Locate each line below that includes "make" and reproduce it.

** Start RECORD EXCERPTS **

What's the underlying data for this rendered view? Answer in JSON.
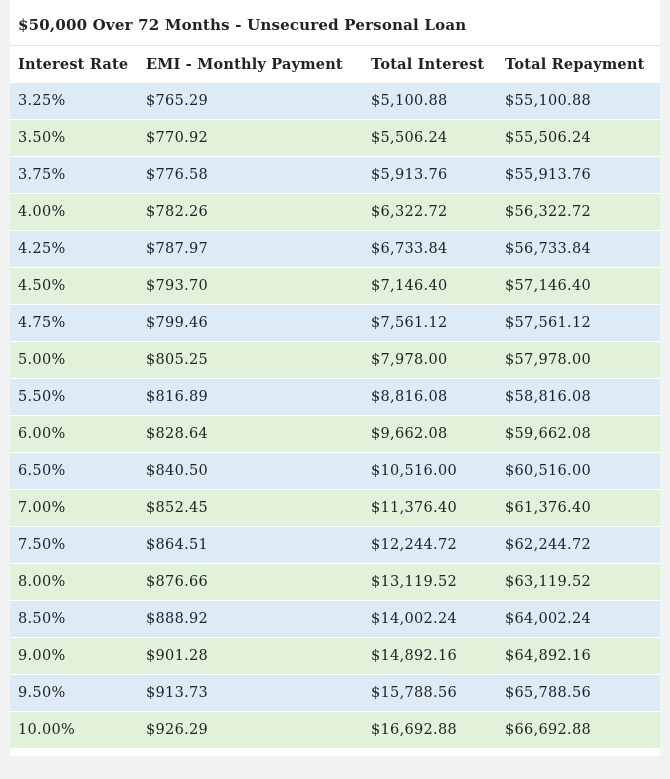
{
  "title": "$50,000 Over 72 Months - Unsecured Personal Loan",
  "columns": [
    "Interest Rate",
    "EMI - Monthly Payment",
    "Total Interest",
    "Total Repayment"
  ],
  "colors": {
    "row_blue": "#dcebf6",
    "row_green": "#e2f2da",
    "page_background": "#f2f2f2"
  },
  "rows": [
    [
      "3.25%",
      "$765.29",
      "$5,100.88",
      "$55,100.88"
    ],
    [
      "3.50%",
      "$770.92",
      "$5,506.24",
      "$55,506.24"
    ],
    [
      "3.75%",
      "$776.58",
      "$5,913.76",
      "$55,913.76"
    ],
    [
      "4.00%",
      "$782.26",
      "$6,322.72",
      "$56,322.72"
    ],
    [
      "4.25%",
      "$787.97",
      "$6,733.84",
      "$56,733.84"
    ],
    [
      "4.50%",
      "$793.70",
      "$7,146.40",
      "$57,146.40"
    ],
    [
      "4.75%",
      "$799.46",
      "$7,561.12",
      "$57,561.12"
    ],
    [
      "5.00%",
      "$805.25",
      "$7,978.00",
      "$57,978.00"
    ],
    [
      "5.50%",
      "$816.89",
      "$8,816.08",
      "$58,816.08"
    ],
    [
      "6.00%",
      "$828.64",
      "$9,662.08",
      "$59,662.08"
    ],
    [
      "6.50%",
      "$840.50",
      "$10,516.00",
      "$60,516.00"
    ],
    [
      "7.00%",
      "$852.45",
      "$11,376.40",
      "$61,376.40"
    ],
    [
      "7.50%",
      "$864.51",
      "$12,244.72",
      "$62,244.72"
    ],
    [
      "8.00%",
      "$876.66",
      "$13,119.52",
      "$63,119.52"
    ],
    [
      "8.50%",
      "$888.92",
      "$14,002.24",
      "$64,002.24"
    ],
    [
      "9.00%",
      "$901.28",
      "$14,892.16",
      "$64,892.16"
    ],
    [
      "9.50%",
      "$913.73",
      "$15,788.56",
      "$65,788.56"
    ],
    [
      "10.00%",
      "$926.29",
      "$16,692.88",
      "$66,692.88"
    ]
  ]
}
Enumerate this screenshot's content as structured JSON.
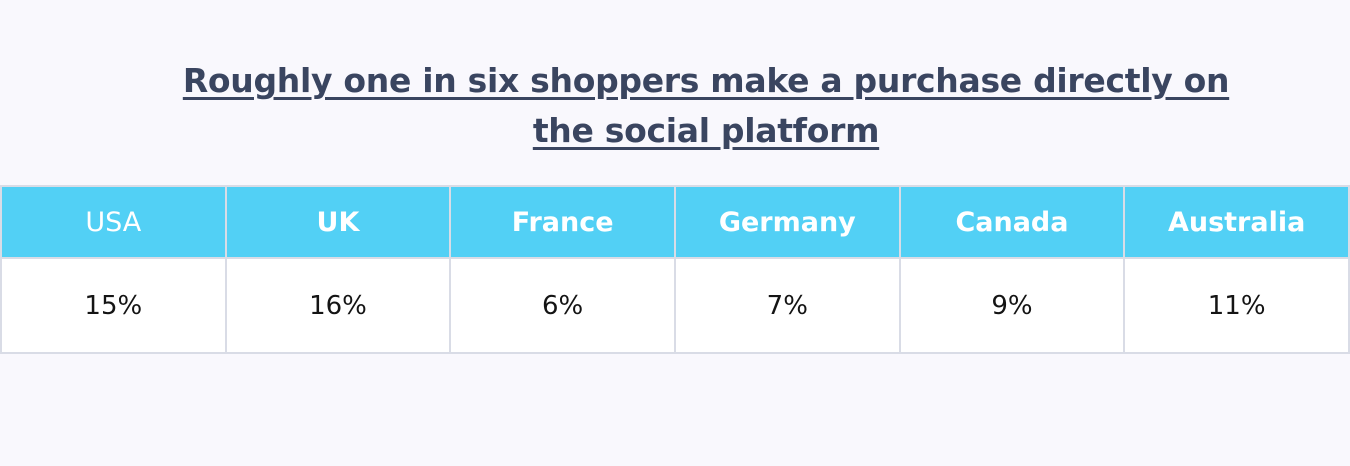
{
  "title": "Roughly one in six shoppers make a purchase directly on the social platform",
  "chart_data": {
    "type": "table",
    "title": "Roughly one in six shoppers make a purchase directly on the social platform",
    "columns": [
      "USA",
      "UK",
      "France",
      "Germany",
      "Canada",
      "Australia"
    ],
    "rows": [
      [
        "15%",
        "16%",
        "6%",
        "7%",
        "9%",
        "11%"
      ]
    ],
    "values": [
      15,
      16,
      6,
      7,
      9,
      11
    ],
    "unit": "%"
  },
  "colors": {
    "header_background": "#52d0f5",
    "header_text": "#ffffff",
    "title_text": "#3a4560",
    "cell_text": "#141414",
    "border": "#d9dce6",
    "page_background": "#f9f8fd"
  }
}
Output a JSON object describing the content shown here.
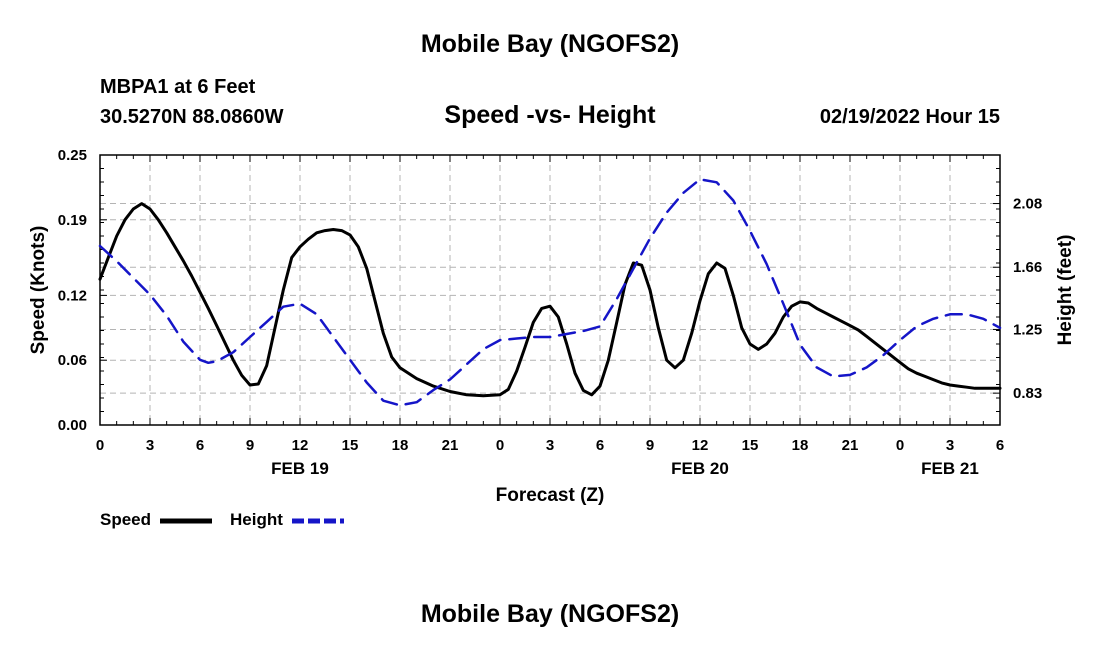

** End RECORD EXCERPTS **

EXERCISE SOLUTION:
  "title": "Roughly one in six shoppers make a purchase directly on the social platform",
    "title": "Roughly one in six shoppers make a purchase directly on the social platform",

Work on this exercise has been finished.